* Begin Information supplied *

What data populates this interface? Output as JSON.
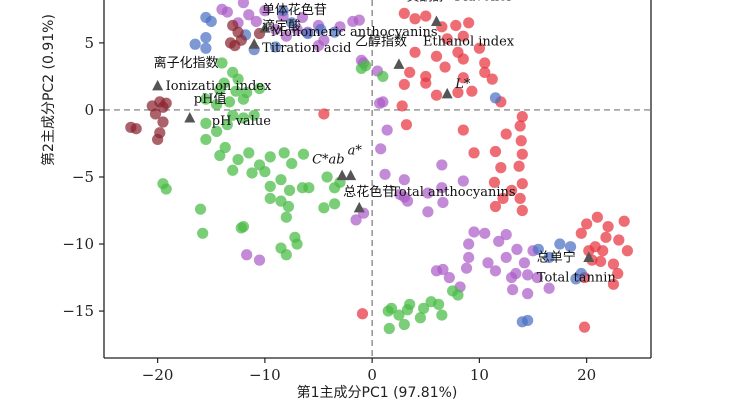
{
  "chart_data": {
    "type": "scatter",
    "xlabel": "第1主成分PC1 (97.81%)",
    "ylabel": "第2主成分PC2 (0.91%)",
    "xlim": [
      -25,
      26
    ],
    "ylim": [
      -18.5,
      8.2
    ],
    "x_ticks": [
      -20,
      -10,
      0,
      10,
      20
    ],
    "y_ticks": [
      5,
      0,
      -5,
      -10,
      -15
    ],
    "reference_lines": {
      "x": 0,
      "y": 0,
      "style": "dashed"
    },
    "series": [
      {
        "color": "#e8343e",
        "points": [
          [
            3,
            7.2
          ],
          [
            5,
            7
          ],
          [
            6.5,
            6.2
          ],
          [
            4,
            6.8
          ],
          [
            7.8,
            6.3
          ],
          [
            9,
            6.5
          ],
          [
            8.5,
            5.5
          ],
          [
            7,
            5.3
          ],
          [
            8,
            4.3
          ],
          [
            6,
            4
          ],
          [
            8.5,
            3.8
          ],
          [
            10,
            4.6
          ],
          [
            10.5,
            3.5
          ],
          [
            4,
            4.3
          ],
          [
            3.5,
            2.8
          ],
          [
            5,
            2.5
          ],
          [
            6.8,
            3.2
          ],
          [
            8.5,
            2.4
          ],
          [
            10.5,
            2.8
          ],
          [
            11.2,
            2.3
          ],
          [
            3,
            1.9
          ],
          [
            5,
            2
          ],
          [
            6,
            1.1
          ],
          [
            8,
            1.3
          ],
          [
            9.3,
            1.4
          ],
          [
            12,
            0.6
          ],
          [
            2.8,
            0.3
          ],
          [
            3.2,
            -1.1
          ],
          [
            14,
            -0.5
          ],
          [
            13.8,
            -1.2
          ],
          [
            12.5,
            -1.8
          ],
          [
            8.5,
            -1.5
          ],
          [
            13.9,
            -2.3
          ],
          [
            14,
            -3.3
          ],
          [
            13.7,
            -4.2
          ],
          [
            11.5,
            -3.1
          ],
          [
            12,
            -4.3
          ],
          [
            14,
            -5.5
          ],
          [
            13,
            -6
          ],
          [
            12.2,
            -6.6
          ],
          [
            11.4,
            -5.4
          ],
          [
            11.5,
            -7.2
          ],
          [
            13.8,
            -6.6
          ],
          [
            14,
            -7.5
          ],
          [
            9.5,
            -3.2
          ],
          [
            21,
            -8
          ],
          [
            20,
            -8.5
          ],
          [
            22,
            -8.7
          ],
          [
            23.5,
            -8.3
          ],
          [
            19.5,
            -9.2
          ],
          [
            21.8,
            -9.5
          ],
          [
            23,
            -9.7
          ],
          [
            21.5,
            -10.5
          ],
          [
            20.5,
            -11.2
          ],
          [
            22.5,
            -11.5
          ],
          [
            23.8,
            -10.5
          ],
          [
            20.8,
            -10.2
          ],
          [
            22.9,
            -12.2
          ],
          [
            22.5,
            -13
          ],
          [
            19.8,
            -12.5
          ],
          [
            20.2,
            -10.5
          ],
          [
            -4.5,
            -0.3
          ],
          [
            -0.9,
            -15.2
          ],
          [
            19.8,
            -16.2
          ],
          [
            21.3,
            -11.3
          ]
        ]
      },
      {
        "color": "#ab5dc7",
        "points": [
          [
            -12,
            8
          ],
          [
            -14,
            7.5
          ],
          [
            -13.5,
            7.3
          ],
          [
            -10,
            7.4
          ],
          [
            -11.5,
            7.1
          ],
          [
            -10.8,
            6.6
          ],
          [
            -12.5,
            6.5
          ],
          [
            -8.3,
            7
          ],
          [
            -9,
            6
          ],
          [
            -7,
            6
          ],
          [
            -6,
            5.8
          ],
          [
            -5,
            6.3
          ],
          [
            -3,
            6.2
          ],
          [
            -1.2,
            6.7
          ],
          [
            -1.8,
            6.6
          ],
          [
            -6.5,
            6.9
          ],
          [
            -4.5,
            5.2
          ],
          [
            -8,
            5.5
          ],
          [
            -5,
            4.8
          ],
          [
            -1,
            3.7
          ],
          [
            -0.8,
            3.5
          ],
          [
            0.5,
            2.9
          ],
          [
            0.7,
            0.5
          ],
          [
            1,
            0.6
          ],
          [
            1.4,
            -1.5
          ],
          [
            0.8,
            -2.9
          ],
          [
            1.2,
            -4.8
          ],
          [
            3,
            -5.2
          ],
          [
            2.6,
            -6.3
          ],
          [
            3.3,
            -6.8
          ],
          [
            5.2,
            -6.2
          ],
          [
            6.5,
            -5.8
          ],
          [
            8.5,
            -5.3
          ],
          [
            6.6,
            -6.9
          ],
          [
            5.2,
            -7.6
          ],
          [
            3,
            -6.5
          ],
          [
            6.5,
            -4.1
          ],
          [
            -0.8,
            -7.7
          ],
          [
            -1.5,
            -8.2
          ],
          [
            9.5,
            -9.1
          ],
          [
            10.5,
            -9.2
          ],
          [
            11.8,
            -9.8
          ],
          [
            12.5,
            -9.3
          ],
          [
            13.5,
            -10.4
          ],
          [
            12.5,
            -11
          ],
          [
            14.2,
            -11.4
          ],
          [
            9,
            -10
          ],
          [
            8.8,
            -11.8
          ],
          [
            8.2,
            -13.2
          ],
          [
            7.2,
            -12.5
          ],
          [
            6.6,
            -11.9
          ],
          [
            6,
            -12
          ],
          [
            11.5,
            -12
          ],
          [
            13,
            -12.5
          ],
          [
            14.5,
            -12.3
          ],
          [
            15.4,
            -12.5
          ],
          [
            13.1,
            -13.4
          ],
          [
            14.5,
            -13.7
          ],
          [
            15,
            -10.5
          ],
          [
            -10.5,
            -11.2
          ],
          [
            -11.7,
            -10.8
          ],
          [
            9,
            -11
          ],
          [
            10.8,
            -11.4
          ],
          [
            13.4,
            -12.2
          ],
          [
            16.5,
            -13.3
          ]
        ]
      },
      {
        "color": "#4c70c4",
        "points": [
          [
            -15.5,
            6.9
          ],
          [
            -15,
            6.6
          ],
          [
            -8.3,
            7.4
          ],
          [
            -7.5,
            6.5
          ],
          [
            -6,
            5.7
          ],
          [
            -4.8,
            6
          ],
          [
            -3.5,
            5.8
          ],
          [
            -11.8,
            5.6
          ],
          [
            -15.5,
            5.4
          ],
          [
            -15.5,
            4.6
          ],
          [
            -16.5,
            4.9
          ],
          [
            -11,
            4.5
          ],
          [
            -9,
            4.7
          ],
          [
            11.5,
            0.9
          ],
          [
            15.5,
            -10.4
          ],
          [
            16.5,
            -11
          ],
          [
            17.5,
            -10
          ],
          [
            18.5,
            -10.2
          ],
          [
            19,
            -12.6
          ],
          [
            19.5,
            -12.2
          ],
          [
            14,
            -15.8
          ],
          [
            14.5,
            -15.7
          ]
        ]
      },
      {
        "color": "#48bb44",
        "points": [
          [
            -14,
            3.5
          ],
          [
            -13,
            2.8
          ],
          [
            -12.5,
            2.3
          ],
          [
            -13.8,
            2
          ],
          [
            -12.7,
            1.4
          ],
          [
            -11.7,
            1.3
          ],
          [
            -10.5,
            1.6
          ],
          [
            -14.2,
            1.5
          ],
          [
            -15.5,
            0.8
          ],
          [
            -14.5,
            0.4
          ],
          [
            -13.3,
            0.6
          ],
          [
            -12,
            0.8
          ],
          [
            -13,
            -0.4
          ],
          [
            -12,
            -0.6
          ],
          [
            -11,
            -0.4
          ],
          [
            -15.5,
            -1
          ],
          [
            -14.5,
            -1.6
          ],
          [
            -13.5,
            -1.1
          ],
          [
            -15.5,
            -2.2
          ],
          [
            -13.7,
            -2.8
          ],
          [
            -14.2,
            -3.4
          ],
          [
            -11.5,
            -3.2
          ],
          [
            -12.5,
            -3.7
          ],
          [
            -9.5,
            -3.5
          ],
          [
            -10.5,
            -4.1
          ],
          [
            -8.2,
            -3.2
          ],
          [
            -7.5,
            -4
          ],
          [
            -6.4,
            -3.3
          ],
          [
            -11.2,
            -4.7
          ],
          [
            -10,
            -4.6
          ],
          [
            -9.5,
            -5.7
          ],
          [
            -8.5,
            -5.2
          ],
          [
            -9.5,
            -6.6
          ],
          [
            -7.8,
            -7.2
          ],
          [
            -8.5,
            -6.8
          ],
          [
            -7.7,
            -6
          ],
          [
            -6.5,
            -5.8
          ],
          [
            -8,
            -8
          ],
          [
            -7.2,
            -9.5
          ],
          [
            -7,
            -10
          ],
          [
            -12,
            -8.7
          ],
          [
            -12.2,
            -8.8
          ],
          [
            -16,
            -7.4
          ],
          [
            -13,
            -4.5
          ],
          [
            -19.5,
            -5.5
          ],
          [
            -19.2,
            -5.9
          ],
          [
            -15.8,
            -9.2
          ],
          [
            -8.5,
            -10.3
          ],
          [
            -8,
            -10.8
          ],
          [
            -5.9,
            -5.8
          ],
          [
            -3.5,
            -5.8
          ],
          [
            -3,
            -5.4
          ],
          [
            -4.5,
            -7.3
          ],
          [
            -3.5,
            -7
          ],
          [
            -1,
            3.1
          ],
          [
            -0.6,
            3.3
          ],
          [
            1,
            2.5
          ],
          [
            1.8,
            -14.8
          ],
          [
            2.5,
            -15.3
          ],
          [
            3.3,
            -14.9
          ],
          [
            1.6,
            -16.3
          ],
          [
            4.5,
            -15.5
          ],
          [
            6.2,
            -14.5
          ],
          [
            5.5,
            -14.3
          ],
          [
            8,
            -13.8
          ],
          [
            3,
            -16
          ],
          [
            6.5,
            -15.3
          ],
          [
            4.8,
            -14.8
          ],
          [
            7.5,
            -13.5
          ],
          [
            3.5,
            -14.5
          ],
          [
            -4.2,
            -5
          ],
          [
            1.5,
            -15
          ]
        ]
      },
      {
        "color": "#8a2631",
        "points": [
          [
            -13,
            6.3
          ],
          [
            -12.5,
            5.8
          ],
          [
            -13.2,
            5
          ],
          [
            -12.2,
            5.2
          ],
          [
            -10.5,
            5.7
          ],
          [
            -12.8,
            4.8
          ],
          [
            -20.5,
            0.3
          ],
          [
            -19.8,
            0.6
          ],
          [
            -19.5,
            0.2
          ],
          [
            -19.2,
            0.5
          ],
          [
            -20.2,
            -0.3
          ],
          [
            -19.5,
            -0.9
          ],
          [
            -19.8,
            -1.7
          ],
          [
            -22,
            -1.4
          ],
          [
            -22.5,
            -1.3
          ],
          [
            -20,
            -2.2
          ]
        ]
      }
    ],
    "variables": [
      {
        "cn": "黄酮醇",
        "en": "Flavonol",
        "x": 6,
        "y": 6.6
      },
      {
        "cn": "单体花色苷",
        "en": "Monomeric anthocyanins",
        "x": -10,
        "y": 6.1
      },
      {
        "cn": "滴定酸",
        "en": "Titration acid",
        "x": -11,
        "y": 4.9
      },
      {
        "cn": "乙醇指数",
        "en": "Ethanol index",
        "x": 2.5,
        "y": 3.4
      },
      {
        "cn": "离子化指数",
        "en": "Ionization index",
        "x": -20,
        "y": 1.8
      },
      {
        "label": "L*",
        "x": 7,
        "y": 1.2
      },
      {
        "cn": "pH值",
        "en": "pH value",
        "x": -17,
        "y": -0.6
      },
      {
        "label": "C*ab",
        "x": -2.8,
        "y": -4.9
      },
      {
        "label": "a*",
        "x": -2,
        "y": -4.9
      },
      {
        "cn": "总花色苷",
        "en": "Total anthocyanins",
        "x": -1.2,
        "y": -7.3
      },
      {
        "cn": "总单宁",
        "en": "Total tannin",
        "x": 20.2,
        "y": -11
      }
    ]
  }
}
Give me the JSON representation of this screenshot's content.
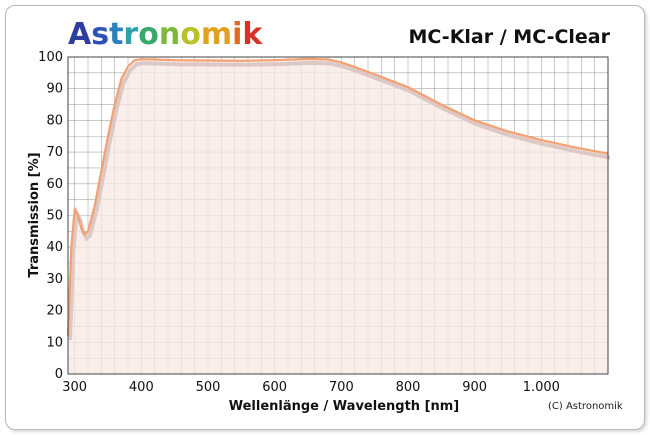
{
  "brand": {
    "letters": [
      {
        "ch": "A",
        "color": "#2f3d9e"
      },
      {
        "ch": "s",
        "color": "#2a52b8"
      },
      {
        "ch": "t",
        "color": "#2a7fc0"
      },
      {
        "ch": "r",
        "color": "#2ea0a8"
      },
      {
        "ch": "o",
        "color": "#3aa86a"
      },
      {
        "ch": "n",
        "color": "#7cb83a"
      },
      {
        "ch": "o",
        "color": "#b8c02a"
      },
      {
        "ch": "m",
        "color": "#e0a020"
      },
      {
        "ch": "i",
        "color": "#e06a20"
      },
      {
        "ch": "k",
        "color": "#d8302a"
      }
    ]
  },
  "chart_data": {
    "type": "line",
    "title": "MC-Klar / MC-Clear",
    "xlabel": "Wellenlänge / Wavelength [nm]",
    "ylabel": "Transmission [%]",
    "copyright": "(C) Astronomik",
    "xlim": [
      290,
      1100
    ],
    "ylim": [
      0,
      100
    ],
    "x_ticks": [
      {
        "value": 300,
        "label": "300"
      },
      {
        "value": 400,
        "label": "400"
      },
      {
        "value": 500,
        "label": "500"
      },
      {
        "value": 600,
        "label": "600"
      },
      {
        "value": 700,
        "label": "700"
      },
      {
        "value": 800,
        "label": "800"
      },
      {
        "value": 900,
        "label": "900"
      },
      {
        "value": 1000,
        "label": "1.000"
      }
    ],
    "y_ticks": [
      0,
      10,
      20,
      30,
      40,
      50,
      60,
      70,
      80,
      90,
      100
    ],
    "grid": true,
    "x_minor_step": 20,
    "y_minor_step": 5,
    "colors": {
      "line": "#f5a070",
      "shadow": "#dcc8c4",
      "fill": "#f8e8e4",
      "grid": "#a8a8a8"
    },
    "series": [
      {
        "x": [
          290,
          295,
          300,
          305,
          310,
          315,
          320,
          330,
          340,
          350,
          360,
          370,
          380,
          390,
          400,
          420,
          450,
          500,
          550,
          600,
          650,
          680,
          700,
          720,
          750,
          800,
          850,
          900,
          950,
          1000,
          1050,
          1100
        ],
        "values": [
          12,
          40,
          52,
          50,
          46,
          44,
          45,
          53,
          64,
          75,
          85,
          93,
          97,
          99,
          99.3,
          99.2,
          99,
          98.9,
          98.8,
          99,
          99.4,
          99.2,
          98.3,
          96.8,
          94.5,
          90.5,
          85,
          80,
          76.5,
          73.8,
          71.5,
          69.5
        ]
      }
    ]
  }
}
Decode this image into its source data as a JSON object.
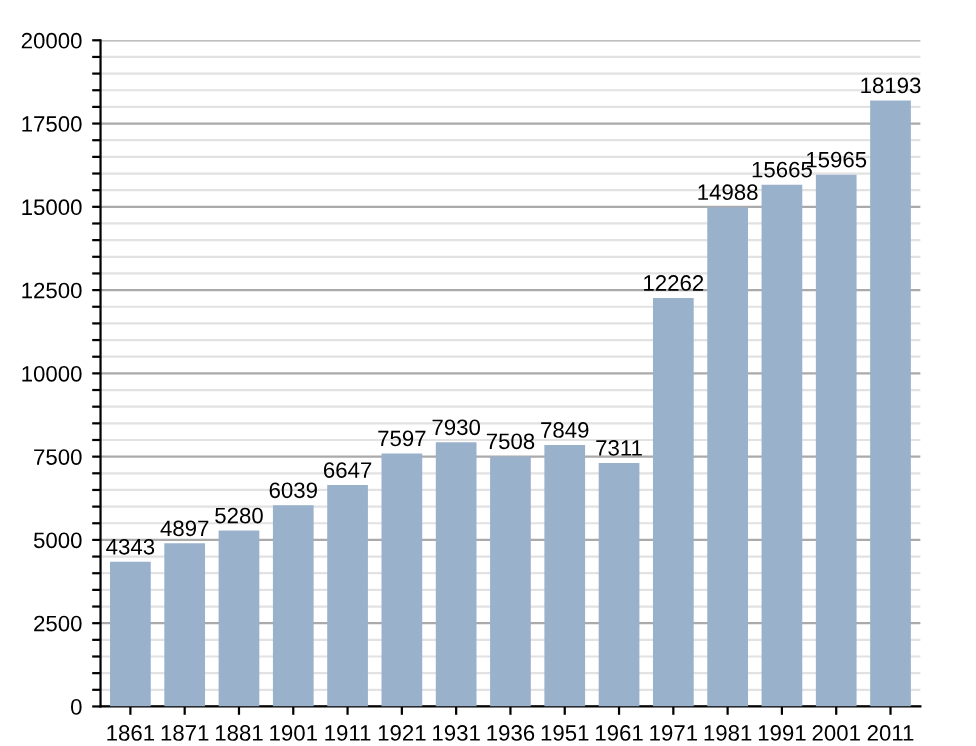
{
  "chart_data": {
    "type": "bar",
    "categories": [
      "1861",
      "1871",
      "1881",
      "1901",
      "1911",
      "1921",
      "1931",
      "1936",
      "1951",
      "1961",
      "1971",
      "1981",
      "1991",
      "2001",
      "2011"
    ],
    "values": [
      4343,
      4897,
      5280,
      6039,
      6647,
      7597,
      7930,
      7508,
      7849,
      7311,
      12262,
      14988,
      15665,
      15965,
      18193
    ],
    "color": "#9ab1cb",
    "data_labels": true,
    "ylim": [
      0,
      20000
    ],
    "yticks": [
      0,
      {
        "value": 500,
        "label": null
      },
      {
        "value": 1000,
        "label": null
      },
      {
        "value": 1500,
        "label": null
      },
      {
        "value": 2000,
        "label": null
      },
      2500,
      {
        "value": 3000,
        "label": null
      },
      {
        "value": 3500,
        "label": null
      },
      {
        "value": 4000,
        "label": null
      },
      {
        "value": 4500,
        "label": null
      },
      5000,
      {
        "value": 5500,
        "label": null
      },
      {
        "value": 6000,
        "label": null
      },
      {
        "value": 6500,
        "label": null
      },
      {
        "value": 7000,
        "label": null
      },
      7500,
      {
        "value": 8000,
        "label": null
      },
      {
        "value": 8500,
        "label": null
      },
      {
        "value": 9000,
        "label": null
      },
      {
        "value": 9500,
        "label": null
      },
      10000,
      {
        "value": 10500,
        "label": null
      },
      {
        "value": 11000,
        "label": null
      },
      {
        "value": 11500,
        "label": null
      },
      {
        "value": 12000,
        "label": null
      },
      12500,
      {
        "value": 13000,
        "label": null
      },
      {
        "value": 13500,
        "label": null
      },
      {
        "value": 14000,
        "label": null
      },
      {
        "value": 14500,
        "label": null
      },
      15000,
      {
        "value": 15500,
        "label": null
      },
      {
        "value": 16000,
        "label": null
      },
      {
        "value": 16500,
        "label": null
      },
      {
        "value": 17000,
        "label": null
      },
      17500,
      {
        "value": 18000,
        "label": null
      },
      {
        "value": 18500,
        "label": null
      },
      {
        "value": 19000,
        "label": null
      },
      {
        "value": 19500,
        "label": null
      },
      20000
    ],
    "grid": "y"
  }
}
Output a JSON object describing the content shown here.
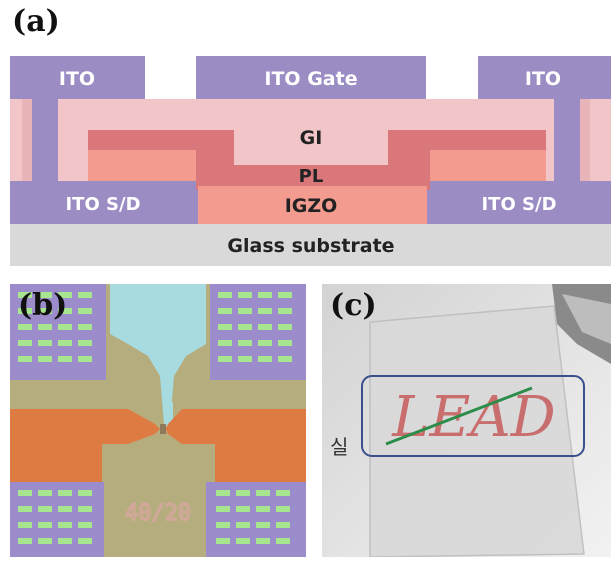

* End Information supplied *

## What you need to do
Find the word "index" in the material, then list each line that holds it.

## In response
        "en": "Ethanol index",
        "en": "Ionization index",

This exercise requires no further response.